#### Do this:
Print out the material that follows word for word.
* Begin Entries supplied *
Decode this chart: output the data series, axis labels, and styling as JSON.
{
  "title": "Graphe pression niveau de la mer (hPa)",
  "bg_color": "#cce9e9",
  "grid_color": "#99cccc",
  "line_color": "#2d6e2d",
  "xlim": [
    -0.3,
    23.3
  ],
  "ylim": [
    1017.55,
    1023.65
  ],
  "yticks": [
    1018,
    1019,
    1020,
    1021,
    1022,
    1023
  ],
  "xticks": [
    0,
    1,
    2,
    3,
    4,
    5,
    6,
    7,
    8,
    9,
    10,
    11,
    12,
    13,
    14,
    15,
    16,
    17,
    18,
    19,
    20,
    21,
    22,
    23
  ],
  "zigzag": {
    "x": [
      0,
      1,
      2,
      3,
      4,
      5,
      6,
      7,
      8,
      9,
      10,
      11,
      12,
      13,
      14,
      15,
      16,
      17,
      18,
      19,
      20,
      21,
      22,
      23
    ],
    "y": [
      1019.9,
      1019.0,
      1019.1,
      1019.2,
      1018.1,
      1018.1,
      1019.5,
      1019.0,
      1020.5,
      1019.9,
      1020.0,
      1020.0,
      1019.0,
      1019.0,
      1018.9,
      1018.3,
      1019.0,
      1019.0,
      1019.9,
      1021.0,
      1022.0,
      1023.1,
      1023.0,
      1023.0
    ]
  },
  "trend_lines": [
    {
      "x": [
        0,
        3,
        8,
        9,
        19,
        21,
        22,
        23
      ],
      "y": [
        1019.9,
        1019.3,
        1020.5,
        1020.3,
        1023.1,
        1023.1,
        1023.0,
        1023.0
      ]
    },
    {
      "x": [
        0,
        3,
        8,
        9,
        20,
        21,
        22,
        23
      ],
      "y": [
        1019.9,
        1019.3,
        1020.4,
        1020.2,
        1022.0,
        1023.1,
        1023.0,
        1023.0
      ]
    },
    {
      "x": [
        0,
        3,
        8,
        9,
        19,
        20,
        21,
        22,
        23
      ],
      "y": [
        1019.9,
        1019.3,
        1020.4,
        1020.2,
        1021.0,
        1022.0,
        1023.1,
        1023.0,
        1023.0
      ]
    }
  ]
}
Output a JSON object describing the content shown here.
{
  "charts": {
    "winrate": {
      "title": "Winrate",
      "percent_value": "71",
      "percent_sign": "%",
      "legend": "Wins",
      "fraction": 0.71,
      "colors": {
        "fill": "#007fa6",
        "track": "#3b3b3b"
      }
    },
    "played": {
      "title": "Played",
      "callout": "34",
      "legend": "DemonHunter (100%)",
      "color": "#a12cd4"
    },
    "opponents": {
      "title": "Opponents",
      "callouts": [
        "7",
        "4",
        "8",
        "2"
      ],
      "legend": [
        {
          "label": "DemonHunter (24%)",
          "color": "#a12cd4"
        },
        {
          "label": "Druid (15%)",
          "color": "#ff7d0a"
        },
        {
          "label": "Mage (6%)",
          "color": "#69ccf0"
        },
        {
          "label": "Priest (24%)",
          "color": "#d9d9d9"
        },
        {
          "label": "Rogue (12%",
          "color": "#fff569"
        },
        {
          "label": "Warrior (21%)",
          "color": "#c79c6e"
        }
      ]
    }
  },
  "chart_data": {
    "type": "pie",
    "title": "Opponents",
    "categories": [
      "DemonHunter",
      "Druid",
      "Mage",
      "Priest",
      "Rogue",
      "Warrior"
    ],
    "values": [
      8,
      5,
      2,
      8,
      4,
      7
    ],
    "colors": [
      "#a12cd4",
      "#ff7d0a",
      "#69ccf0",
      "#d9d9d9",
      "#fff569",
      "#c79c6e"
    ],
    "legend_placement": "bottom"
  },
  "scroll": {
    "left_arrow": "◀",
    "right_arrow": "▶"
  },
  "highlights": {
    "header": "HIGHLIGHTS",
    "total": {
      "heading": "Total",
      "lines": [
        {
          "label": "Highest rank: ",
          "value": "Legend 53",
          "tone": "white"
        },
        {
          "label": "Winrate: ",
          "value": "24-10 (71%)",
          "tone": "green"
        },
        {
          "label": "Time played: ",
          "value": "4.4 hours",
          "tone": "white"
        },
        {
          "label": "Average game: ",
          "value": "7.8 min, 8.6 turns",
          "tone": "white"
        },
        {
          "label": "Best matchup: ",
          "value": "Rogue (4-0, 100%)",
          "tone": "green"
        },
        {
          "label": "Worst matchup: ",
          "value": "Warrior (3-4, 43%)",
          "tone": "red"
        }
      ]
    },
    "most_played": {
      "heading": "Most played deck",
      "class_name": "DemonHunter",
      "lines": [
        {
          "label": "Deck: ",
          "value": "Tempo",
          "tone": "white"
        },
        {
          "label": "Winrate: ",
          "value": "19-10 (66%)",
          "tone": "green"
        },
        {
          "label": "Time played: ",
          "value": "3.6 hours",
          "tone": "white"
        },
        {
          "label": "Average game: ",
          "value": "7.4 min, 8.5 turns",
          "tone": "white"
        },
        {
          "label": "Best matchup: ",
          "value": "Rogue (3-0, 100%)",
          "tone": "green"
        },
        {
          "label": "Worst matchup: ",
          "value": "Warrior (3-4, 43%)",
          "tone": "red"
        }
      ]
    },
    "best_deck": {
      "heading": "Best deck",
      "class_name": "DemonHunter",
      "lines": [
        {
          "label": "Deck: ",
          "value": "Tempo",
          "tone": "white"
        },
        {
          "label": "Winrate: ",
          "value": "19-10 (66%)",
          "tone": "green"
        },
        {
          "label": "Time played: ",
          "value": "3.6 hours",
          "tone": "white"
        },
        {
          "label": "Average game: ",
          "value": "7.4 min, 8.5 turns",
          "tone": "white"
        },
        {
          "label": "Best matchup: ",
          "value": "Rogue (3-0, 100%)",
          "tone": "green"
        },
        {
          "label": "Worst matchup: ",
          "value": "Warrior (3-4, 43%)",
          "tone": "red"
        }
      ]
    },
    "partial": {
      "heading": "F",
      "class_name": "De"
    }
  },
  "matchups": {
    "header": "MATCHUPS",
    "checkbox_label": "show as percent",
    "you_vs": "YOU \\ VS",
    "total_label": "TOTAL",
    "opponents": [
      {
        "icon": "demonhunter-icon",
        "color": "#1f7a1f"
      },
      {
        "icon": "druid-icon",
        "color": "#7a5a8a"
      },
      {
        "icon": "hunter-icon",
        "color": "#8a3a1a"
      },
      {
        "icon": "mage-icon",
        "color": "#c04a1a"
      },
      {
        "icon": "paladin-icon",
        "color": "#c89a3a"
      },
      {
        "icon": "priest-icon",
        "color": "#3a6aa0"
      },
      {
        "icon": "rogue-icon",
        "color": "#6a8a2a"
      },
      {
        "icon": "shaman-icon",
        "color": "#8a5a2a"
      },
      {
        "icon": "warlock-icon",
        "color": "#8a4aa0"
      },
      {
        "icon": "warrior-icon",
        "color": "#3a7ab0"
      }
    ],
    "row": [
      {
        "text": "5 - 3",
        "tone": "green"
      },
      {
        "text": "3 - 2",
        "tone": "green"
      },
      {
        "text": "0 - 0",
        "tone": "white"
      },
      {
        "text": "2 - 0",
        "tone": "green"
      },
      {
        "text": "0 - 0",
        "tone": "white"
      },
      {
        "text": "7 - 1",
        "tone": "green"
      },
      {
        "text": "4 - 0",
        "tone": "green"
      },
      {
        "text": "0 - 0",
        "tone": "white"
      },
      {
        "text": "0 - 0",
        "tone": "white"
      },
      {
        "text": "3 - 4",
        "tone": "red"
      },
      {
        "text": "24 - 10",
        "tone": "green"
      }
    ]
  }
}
* End Entries supplied *
#### Correct response:
Decode this chart: output the data series, axis labels, and styling as JSON.
{
  "title": "Graphe pression niveau de la mer (hPa)",
  "bg_color": "#cce9e9",
  "grid_color": "#99cccc",
  "line_color": "#2d6e2d",
  "xlim": [
    -0.3,
    23.3
  ],
  "ylim": [
    1017.55,
    1023.65
  ],
  "yticks": [
    1018,
    1019,
    1020,
    1021,
    1022,
    1023
  ],
  "xticks": [
    0,
    1,
    2,
    3,
    4,
    5,
    6,
    7,
    8,
    9,
    10,
    11,
    12,
    13,
    14,
    15,
    16,
    17,
    18,
    19,
    20,
    21,
    22,
    23
  ],
  "zigzag": {
    "x": [
      0,
      1,
      2,
      3,
      4,
      5,
      6,
      7,
      8,
      9,
      10,
      11,
      12,
      13,
      14,
      15,
      16,
      17,
      18,
      19,
      20,
      21,
      22,
      23
    ],
    "y": [
      1019.9,
      1019.0,
      1019.1,
      1019.2,
      1018.1,
      1018.1,
      1019.5,
      1019.0,
      1020.5,
      1019.9,
      1020.0,
      1020.0,
      1019.0,
      1019.0,
      1018.9,
      1018.3,
      1019.0,
      1019.0,
      1019.9,
      1021.0,
      1022.0,
      1023.1,
      1023.0,
      1023.0
    ]
  },
  "trend_lines": [
    {
      "x": [
        0,
        3,
        8,
        9,
        19,
        21,
        22,
        23
      ],
      "y": [
        1019.9,
        1019.3,
        1020.5,
        1020.3,
        1023.1,
        1023.1,
        1023.0,
        1023.0
      ]
    },
    {
      "x": [
        0,
        3,
        8,
        9,
        20,
        21,
        22,
        23
      ],
      "y": [
        1019.9,
        1019.3,
        1020.4,
        1020.2,
        1022.0,
        1023.1,
        1023.0,
        1023.0
      ]
    },
    {
      "x": [
        0,
        3,
        8,
        9,
        19,
        20,
        21,
        22,
        23
      ],
      "y": [
        1019.9,
        1019.3,
        1020.4,
        1020.2,
        1021.0,
        1022.0,
        1023.1,
        1023.0,
        1023.0
      ]
    }
  ]
}
Output a JSON object describing the content shown here.
{
  "charts": {
    "winrate": {
      "title": "Winrate",
      "percent_value": "71",
      "percent_sign": "%",
      "legend": "Wins",
      "fraction": 0.71,
      "colors": {
        "fill": "#007fa6",
        "track": "#3b3b3b"
      }
    },
    "played": {
      "title": "Played",
      "callout": "34",
      "legend": "DemonHunter (100%)",
      "color": "#a12cd4"
    },
    "opponents": {
      "title": "Opponents",
      "callouts": [
        "7",
        "4",
        "8",
        "2"
      ],
      "legend": [
        {
          "label": "DemonHunter (24%)",
          "color": "#a12cd4"
        },
        {
          "label": "Druid (15%)",
          "color": "#ff7d0a"
        },
        {
          "label": "Mage (6%)",
          "color": "#69ccf0"
        },
        {
          "label": "Priest (24%)",
          "color": "#d9d9d9"
        },
        {
          "label": "Rogue (12%",
          "color": "#fff569"
        },
        {
          "label": "Warrior (21%)",
          "color": "#c79c6e"
        }
      ]
    }
  },
  "chart_data": {
    "type": "pie",
    "title": "Opponents",
    "categories": [
      "DemonHunter",
      "Druid",
      "Mage",
      "Priest",
      "Rogue",
      "Warrior"
    ],
    "values": [
      8,
      5,
      2,
      8,
      4,
      7
    ],
    "colors": [
      "#a12cd4",
      "#ff7d0a",
      "#69ccf0",
      "#d9d9d9",
      "#fff569",
      "#c79c6e"
    ],
    "legend_placement": "bottom"
  },
  "scroll": {
    "left_arrow": "◀",
    "right_arrow": "▶"
  },
  "highlights": {
    "header": "HIGHLIGHTS",
    "total": {
      "heading": "Total",
      "lines": [
        {
          "label": "Highest rank: ",
          "value": "Legend 53",
          "tone": "white"
        },
        {
          "label": "Winrate: ",
          "value": "24-10 (71%)",
          "tone": "green"
        },
        {
          "label": "Time played: ",
          "value": "4.4 hours",
          "tone": "white"
        },
        {
          "label": "Average game: ",
          "value": "7.8 min, 8.6 turns",
          "tone": "white"
        },
        {
          "label": "Best matchup: ",
          "value": "Rogue (4-0, 100%)",
          "tone": "green"
        },
        {
          "label": "Worst matchup: ",
          "value": "Warrior (3-4, 43%)",
          "tone": "red"
        }
      ]
    },
    "most_played": {
      "heading": "Most played deck",
      "class_name": "DemonHunter",
      "lines": [
        {
          "label": "Deck: ",
          "value": "Tempo",
          "tone": "white"
        },
        {
          "label": "Winrate: ",
          "value": "19-10 (66%)",
          "tone": "green"
        },
        {
          "label": "Time played: ",
          "value": "3.6 hours",
          "tone": "white"
        },
        {
          "label": "Average game: ",
          "value": "7.4 min, 8.5 turns",
          "tone": "white"
        },
        {
          "label": "Best matchup: ",
          "value": "Rogue (3-0, 100%)",
          "tone": "green"
        },
        {
          "label": "Worst matchup: ",
          "value": "Warrior (3-4, 43%)",
          "tone": "red"
        }
      ]
    },
    "best_deck": {
      "heading": "Best deck",
      "class_name": "DemonHunter",
      "lines": [
        {
          "label": "Deck: ",
          "value": "Tempo",
          "tone": "white"
        },
        {
          "label": "Winrate: ",
          "value": "19-10 (66%)",
          "tone": "green"
        },
        {
          "label": "Time played: ",
          "value": "3.6 hours",
          "tone": "white"
        },
        {
          "label": "Average game: ",
          "value": "7.4 min, 8.5 turns",
          "tone": "white"
        },
        {
          "label": "Best matchup: ",
          "value": "Rogue (3-0, 100%)",
          "tone": "green"
        },
        {
          "label": "Worst matchup: ",
          "value": "Warrior (3-4, 43%)",
          "tone": "red"
        }
      ]
    },
    "partial": {
      "heading": "F",
      "class_name": "De"
    }
  },
  "matchups": {
    "header": "MATCHUPS",
    "checkbox_label": "show as percent",
    "you_vs": "YOU \\ VS",
    "total_label": "TOTAL",
    "opponents": [
      {
        "icon": "demonhunter-icon",
        "color": "#1f7a1f"
      },
      {
        "icon": "druid-icon",
        "color": "#7a5a8a"
      },
      {
        "icon": "hunter-icon",
        "color": "#8a3a1a"
      },
      {
        "icon": "mage-icon",
        "color": "#c04a1a"
      },
      {
        "icon": "paladin-icon",
        "color": "#c89a3a"
      },
      {
        "icon": "priest-icon",
        "color": "#3a6aa0"
      },
      {
        "icon": "rogue-icon",
        "color": "#6a8a2a"
      },
      {
        "icon": "shaman-icon",
        "color": "#8a5a2a"
      },
      {
        "icon": "warlock-icon",
        "color": "#8a4aa0"
      },
      {
        "icon": "warrior-icon",
        "color": "#3a7ab0"
      }
    ],
    "row": [
      {
        "text": "5 - 3",
        "tone": "green"
      },
      {
        "text": "3 - 2",
        "tone": "green"
      },
      {
        "text": "0 - 0",
        "tone": "white"
      },
      {
        "text": "2 - 0",
        "tone": "green"
      },
      {
        "text": "0 - 0",
        "tone": "white"
      },
      {
        "text": "7 - 1",
        "tone": "green"
      },
      {
        "text": "4 - 0",
        "tone": "green"
      },
      {
        "text": "0 - 0",
        "tone": "white"
      },
      {
        "text": "0 - 0",
        "tone": "white"
      },
      {
        "text": "3 - 4",
        "tone": "red"
      },
      {
        "text": "24 - 10",
        "tone": "green"
      }
    ]
  }
}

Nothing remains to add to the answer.